--- Written instruction ---
Repeat the whole listing exactly.

--- Dataset ---
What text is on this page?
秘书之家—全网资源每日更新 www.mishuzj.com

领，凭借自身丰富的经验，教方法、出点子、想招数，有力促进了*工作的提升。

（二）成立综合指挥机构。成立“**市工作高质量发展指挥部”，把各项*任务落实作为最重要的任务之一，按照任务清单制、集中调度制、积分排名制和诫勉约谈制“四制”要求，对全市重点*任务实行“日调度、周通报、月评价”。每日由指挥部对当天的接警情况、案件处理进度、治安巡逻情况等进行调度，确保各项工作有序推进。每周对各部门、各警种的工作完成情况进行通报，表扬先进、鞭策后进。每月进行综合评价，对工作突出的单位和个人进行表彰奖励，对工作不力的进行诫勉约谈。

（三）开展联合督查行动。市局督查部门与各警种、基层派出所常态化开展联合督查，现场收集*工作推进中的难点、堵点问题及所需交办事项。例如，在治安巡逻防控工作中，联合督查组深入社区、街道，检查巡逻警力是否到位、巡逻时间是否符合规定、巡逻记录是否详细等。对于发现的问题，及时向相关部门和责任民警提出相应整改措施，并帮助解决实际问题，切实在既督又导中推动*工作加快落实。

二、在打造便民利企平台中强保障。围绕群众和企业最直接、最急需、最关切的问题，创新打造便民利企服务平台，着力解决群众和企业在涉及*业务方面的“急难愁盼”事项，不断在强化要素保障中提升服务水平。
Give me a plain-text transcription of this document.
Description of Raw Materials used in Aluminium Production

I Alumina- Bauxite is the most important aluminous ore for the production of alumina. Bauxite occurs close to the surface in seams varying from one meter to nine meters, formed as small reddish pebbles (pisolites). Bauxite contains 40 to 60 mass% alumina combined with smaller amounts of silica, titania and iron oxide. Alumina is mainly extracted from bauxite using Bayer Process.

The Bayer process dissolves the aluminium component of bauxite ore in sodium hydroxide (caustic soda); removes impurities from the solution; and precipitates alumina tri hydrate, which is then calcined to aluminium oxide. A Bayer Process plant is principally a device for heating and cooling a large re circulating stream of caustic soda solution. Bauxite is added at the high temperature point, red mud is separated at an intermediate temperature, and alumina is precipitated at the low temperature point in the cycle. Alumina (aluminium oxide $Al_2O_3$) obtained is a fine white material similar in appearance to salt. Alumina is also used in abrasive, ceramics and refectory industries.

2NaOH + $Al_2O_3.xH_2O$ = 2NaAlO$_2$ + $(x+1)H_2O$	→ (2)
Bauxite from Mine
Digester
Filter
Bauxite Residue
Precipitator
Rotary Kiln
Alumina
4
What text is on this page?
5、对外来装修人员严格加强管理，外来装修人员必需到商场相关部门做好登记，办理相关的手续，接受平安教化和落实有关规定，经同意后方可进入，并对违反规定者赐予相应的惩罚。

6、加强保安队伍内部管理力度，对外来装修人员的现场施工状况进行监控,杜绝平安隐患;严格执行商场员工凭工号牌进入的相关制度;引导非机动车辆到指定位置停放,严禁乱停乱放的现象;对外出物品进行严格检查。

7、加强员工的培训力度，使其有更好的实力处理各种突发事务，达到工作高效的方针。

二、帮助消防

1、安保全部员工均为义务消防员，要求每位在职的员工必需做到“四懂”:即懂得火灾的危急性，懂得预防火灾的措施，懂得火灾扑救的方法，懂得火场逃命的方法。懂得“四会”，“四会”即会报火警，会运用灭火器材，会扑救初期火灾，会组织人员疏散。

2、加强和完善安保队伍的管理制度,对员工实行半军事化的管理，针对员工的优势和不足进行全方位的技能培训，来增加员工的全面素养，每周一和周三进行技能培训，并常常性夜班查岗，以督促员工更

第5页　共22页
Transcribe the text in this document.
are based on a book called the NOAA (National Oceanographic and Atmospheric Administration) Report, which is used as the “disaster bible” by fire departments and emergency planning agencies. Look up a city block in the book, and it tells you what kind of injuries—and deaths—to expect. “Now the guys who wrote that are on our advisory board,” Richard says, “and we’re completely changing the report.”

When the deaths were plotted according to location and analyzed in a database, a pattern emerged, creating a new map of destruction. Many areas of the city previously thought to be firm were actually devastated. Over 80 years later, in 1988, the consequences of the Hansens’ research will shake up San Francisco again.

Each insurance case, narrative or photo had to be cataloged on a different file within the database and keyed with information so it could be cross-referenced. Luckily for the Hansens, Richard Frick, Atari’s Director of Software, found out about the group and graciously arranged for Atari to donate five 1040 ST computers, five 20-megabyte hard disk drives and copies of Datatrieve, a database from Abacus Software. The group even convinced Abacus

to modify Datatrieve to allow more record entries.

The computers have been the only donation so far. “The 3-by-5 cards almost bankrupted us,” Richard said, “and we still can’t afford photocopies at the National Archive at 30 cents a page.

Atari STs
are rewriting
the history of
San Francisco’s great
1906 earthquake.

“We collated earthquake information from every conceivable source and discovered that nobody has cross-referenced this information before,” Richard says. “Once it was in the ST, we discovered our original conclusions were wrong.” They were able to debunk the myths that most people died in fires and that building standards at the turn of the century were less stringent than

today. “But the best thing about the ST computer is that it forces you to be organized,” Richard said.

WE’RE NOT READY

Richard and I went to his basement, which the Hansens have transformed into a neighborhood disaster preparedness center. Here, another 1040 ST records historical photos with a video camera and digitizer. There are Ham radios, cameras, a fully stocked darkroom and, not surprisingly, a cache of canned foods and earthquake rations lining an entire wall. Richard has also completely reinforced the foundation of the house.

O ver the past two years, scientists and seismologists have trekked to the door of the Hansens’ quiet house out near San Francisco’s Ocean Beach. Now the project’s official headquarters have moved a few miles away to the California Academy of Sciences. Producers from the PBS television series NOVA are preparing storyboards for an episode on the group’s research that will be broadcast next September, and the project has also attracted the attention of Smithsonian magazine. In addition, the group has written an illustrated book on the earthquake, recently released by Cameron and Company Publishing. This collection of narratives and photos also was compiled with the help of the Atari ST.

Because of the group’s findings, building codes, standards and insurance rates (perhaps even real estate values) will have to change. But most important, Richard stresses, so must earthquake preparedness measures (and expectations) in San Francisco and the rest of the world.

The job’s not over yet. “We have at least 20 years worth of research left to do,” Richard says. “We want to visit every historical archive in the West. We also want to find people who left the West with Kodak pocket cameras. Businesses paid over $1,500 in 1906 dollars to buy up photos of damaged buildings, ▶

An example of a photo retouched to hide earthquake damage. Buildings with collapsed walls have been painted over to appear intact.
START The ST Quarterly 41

--- Expected output ---
What text is on this page?
秘书之家—全网资源每日更新 www.mishuzj.com

领，凭借自身丰富的经验，教方法、出点子、想招数，有力促进了*工作的提升。

（二）成立综合指挥机构。成立“**市工作高质量发展指挥部”，把各项*任务落实作为最重要的任务之一，按照任务清单制、集中调度制、积分排名制和诫勉约谈制“四制”要求，对全市重点*任务实行“日调度、周通报、月评价”。每日由指挥部对当天的接警情况、案件处理进度、治安巡逻情况等进行调度，确保各项工作有序推进。每周对各部门、各警种的工作完成情况进行通报，表扬先进、鞭策后进。每月进行综合评价，对工作突出的单位和个人进行表彰奖励，对工作不力的进行诫勉约谈。

（三）开展联合督查行动。市局督查部门与各警种、基层派出所常态化开展联合督查，现场收集*工作推进中的难点、堵点问题及所需交办事项。例如，在治安巡逻防控工作中，联合督查组深入社区、街道，检查巡逻警力是否到位、巡逻时间是否符合规定、巡逻记录是否详细等。对于发现的问题，及时向相关部门和责任民警提出相应整改措施，并帮助解决实际问题，切实在既督又导中推动*工作加快落实。

二、在打造便民利企平台中强保障。围绕群众和企业最直接、最急需、最关切的问题，创新打造便民利企服务平台，着力解决群众和企业在涉及*业务方面的“急难愁盼”事项，不断在强化要素保障中提升服务水平。
Give me a plain-text transcription of this document.
Description of Raw Materials used in Aluminium Production

I Alumina- Bauxite is the most important aluminous ore for the production of alumina. Bauxite occurs close to the surface in seams varying from one meter to nine meters, formed as small reddish pebbles (pisolites). Bauxite contains 40 to 60 mass% alumina combined with smaller amounts of silica, titania and iron oxide. Alumina is mainly extracted from bauxite using Bayer Process.

The Bayer process dissolves the aluminium component of bauxite ore in sodium hydroxide (caustic soda); removes impurities from the solution; and precipitates alumina tri hydrate, which is then calcined to aluminium oxide. A Bayer Process plant is principally a device for heating and cooling a large re circulating stream of caustic soda solution. Bauxite is added at the high temperature point, red mud is separated at an intermediate temperature, and alumina is precipitated at the low temperature point in the cycle. Alumina (aluminium oxide $Al_2O_3$) obtained is a fine white material similar in appearance to salt. Alumina is also used in abrasive, ceramics and refectory industries.

2NaOH + $Al_2O_3.xH_2O$ = 2NaAlO$_2$ + $(x+1)H_2O$	→ (2)
Bauxite from Mine
Digester
Filter
Bauxite Residue
Precipitator
Rotary Kiln
Alumina
4
What text is on this page?
5、对外来装修人员严格加强管理，外来装修人员必需到商场相关部门做好登记，办理相关的手续，接受平安教化和落实有关规定，经同意后方可进入，并对违反规定者赐予相应的惩罚。

6、加强保安队伍内部管理力度，对外来装修人员的现场施工状况进行监控,杜绝平安隐患;严格执行商场员工凭工号牌进入的相关制度;引导非机动车辆到指定位置停放,严禁乱停乱放的现象;对外出物品进行严格检查。

7、加强员工的培训力度，使其有更好的实力处理各种突发事务，达到工作高效的方针。

二、帮助消防

1、安保全部员工均为义务消防员，要求每位在职的员工必需做到“四懂”:即懂得火灾的危急性，懂得预防火灾的措施，懂得火灾扑救的方法，懂得火场逃命的方法。懂得“四会”，“四会”即会报火警，会运用灭火器材，会扑救初期火灾，会组织人员疏散。

2、加强和完善安保队伍的管理制度,对员工实行半军事化的管理，针对员工的优势和不足进行全方位的技能培训，来增加员工的全面素养，每周一和周三进行技能培训，并常常性夜班查岗，以督促员工更

第5页　共22页
Transcribe the text in this document.
are based on a book called the NOAA (National Oceanographic and Atmospheric Administration) Report, which is used as the “disaster bible” by fire departments and emergency planning agencies. Look up a city block in the book, and it tells you what kind of injuries—and deaths—to expect. “Now the guys who wrote that are on our advisory board,” Richard says, “and we’re completely changing the report.”

When the deaths were plotted according to location and analyzed in a database, a pattern emerged, creating a new map of destruction. Many areas of the city previously thought to be firm were actually devastated. Over 80 years later, in 1988, the consequences of the Hansens’ research will shake up San Francisco again.

Each insurance case, narrative or photo had to be cataloged on a different file within the database and keyed with information so it could be cross-referenced. Luckily for the Hansens, Richard Frick, Atari’s Director of Software, found out about the group and graciously arranged for Atari to donate five 1040 ST computers, five 20-megabyte hard disk drives and copies of Datatrieve, a database from Abacus Software. The group even convinced Abacus

to modify Datatrieve to allow more record entries.

The computers have been the only donation so far. “The 3-by-5 cards almost bankrupted us,” Richard said, “and we still can’t afford photocopies at the National Archive at 30 cents a page.

Atari STs
are rewriting
the history of
San Francisco’s great
1906 earthquake.

“We collated earthquake information from every conceivable source and discovered that nobody has cross-referenced this information before,” Richard says. “Once it was in the ST, we discovered our original conclusions were wrong.” They were able to debunk the myths that most people died in fires and that building standards at the turn of the century were less stringent than

today. “But the best thing about the ST computer is that it forces you to be organized,” Richard said.

WE’RE NOT READY

Richard and I went to his basement, which the Hansens have transformed into a neighborhood disaster preparedness center. Here, another 1040 ST records historical photos with a video camera and digitizer. There are Ham radios, cameras, a fully stocked darkroom and, not surprisingly, a cache of canned foods and earthquake rations lining an entire wall. Richard has also completely reinforced the foundation of the house.

O ver the past two years, scientists and seismologists have trekked to the door of the Hansens’ quiet house out near San Francisco’s Ocean Beach. Now the project’s official headquarters have moved a few miles away to the California Academy of Sciences. Producers from the PBS television series NOVA are preparing storyboards for an episode on the group’s research that will be broadcast next September, and the project has also attracted the attention of Smithsonian magazine. In addition, the group has written an illustrated book on the earthquake, recently released by Cameron and Company Publishing. This collection of narratives and photos also was compiled with the help of the Atari ST.

Because of the group’s findings, building codes, standards and insurance rates (perhaps even real estate values) will have to change. But most important, Richard stresses, so must earthquake preparedness measures (and expectations) in San Francisco and the rest of the world.

The job’s not over yet. “We have at least 20 years worth of research left to do,” Richard says. “We want to visit every historical archive in the West. We also want to find people who left the West with Kodak pocket cameras. Businesses paid over $1,500 in 1906 dollars to buy up photos of damaged buildings, ▶

An example of a photo retouched to hide earthquake damage. Buildings with collapsed walls have been painted over to appear intact.
START The ST Quarterly 41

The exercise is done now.